Carry none of the pictures over; set down the material below exactly.

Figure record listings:
################

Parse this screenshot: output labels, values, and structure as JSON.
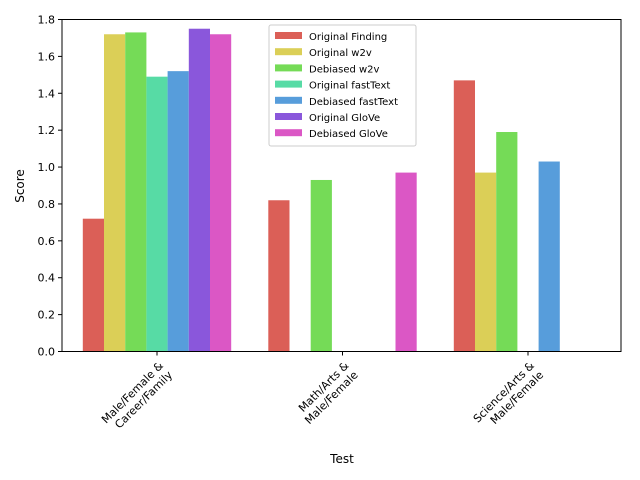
{
  "chart_data": {
    "type": "bar",
    "title": "",
    "xlabel": "Test",
    "ylabel": "Score",
    "ylim": [
      0,
      1.8
    ],
    "yticks": [
      0.0,
      0.2,
      0.4,
      0.6,
      0.8,
      1.0,
      1.2,
      1.4,
      1.6,
      1.8
    ],
    "ytick_labels": [
      "0.0",
      "0.2",
      "0.4",
      "0.6",
      "0.8",
      "1.0",
      "1.2",
      "1.4",
      "1.6",
      "1.8"
    ],
    "categories": [
      [
        "Male/Female &",
        "Career/Family"
      ],
      [
        "Math/Arts &",
        "Male/Female"
      ],
      [
        "Science/Arts &",
        "Male/Female"
      ]
    ],
    "legend_position": "top-center",
    "grid": false,
    "series": [
      {
        "name": "Original Finding",
        "color": "#db5f57",
        "values": [
          0.72,
          0.82,
          1.47
        ]
      },
      {
        "name": "Original w2v",
        "color": "#dbcf57",
        "values": [
          1.72,
          0,
          0.97
        ]
      },
      {
        "name": "Debiased w2v",
        "color": "#75db57",
        "values": [
          1.73,
          0.93,
          1.19
        ]
      },
      {
        "name": "Original fastText",
        "color": "#57dba5",
        "values": [
          1.49,
          0,
          0
        ]
      },
      {
        "name": "Debiased fastText",
        "color": "#579ddb",
        "values": [
          1.52,
          0,
          1.03
        ]
      },
      {
        "name": "Original GloVe",
        "color": "#8a57db",
        "values": [
          1.75,
          0,
          0
        ]
      },
      {
        "name": "Debiased GloVe",
        "color": "#db57c5",
        "values": [
          1.72,
          0.97,
          0
        ]
      }
    ]
  }
}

################

# Task output
Parse this screenshot: output labels, values, and structure as JSON.
{
  "chart_data": {
    "type": "bar",
    "title": "",
    "xlabel": "Test",
    "ylabel": "Score",
    "ylim": [
      0,
      1.8
    ],
    "yticks": [
      0.0,
      0.2,
      0.4,
      0.6,
      0.8,
      1.0,
      1.2,
      1.4,
      1.6,
      1.8
    ],
    "ytick_labels": [
      "0.0",
      "0.2",
      "0.4",
      "0.6",
      "0.8",
      "1.0",
      "1.2",
      "1.4",
      "1.6",
      "1.8"
    ],
    "categories": [
      [
        "Male/Female &",
        "Career/Family"
      ],
      [
        "Math/Arts &",
        "Male/Female"
      ],
      [
        "Science/Arts &",
        "Male/Female"
      ]
    ],
    "legend_position": "top-center",
    "grid": false,
    "series": [
      {
        "name": "Original Finding",
        "color": "#db5f57",
        "values": [
          0.72,
          0.82,
          1.47
        ]
      },
      {
        "name": "Original w2v",
        "color": "#dbcf57",
        "values": [
          1.72,
          0,
          0.97
        ]
      },
      {
        "name": "Debiased w2v",
        "color": "#75db57",
        "values": [
          1.73,
          0.93,
          1.19
        ]
      },
      {
        "name": "Original fastText",
        "color": "#57dba5",
        "values": [
          1.49,
          0,
          0
        ]
      },
      {
        "name": "Debiased fastText",
        "color": "#579ddb",
        "values": [
          1.52,
          0,
          1.03
        ]
      },
      {
        "name": "Original GloVe",
        "color": "#8a57db",
        "values": [
          1.75,
          0,
          0
        ]
      },
      {
        "name": "Debiased GloVe",
        "color": "#db57c5",
        "values": [
          1.72,
          0.97,
          0
        ]
      }
    ]
  }
}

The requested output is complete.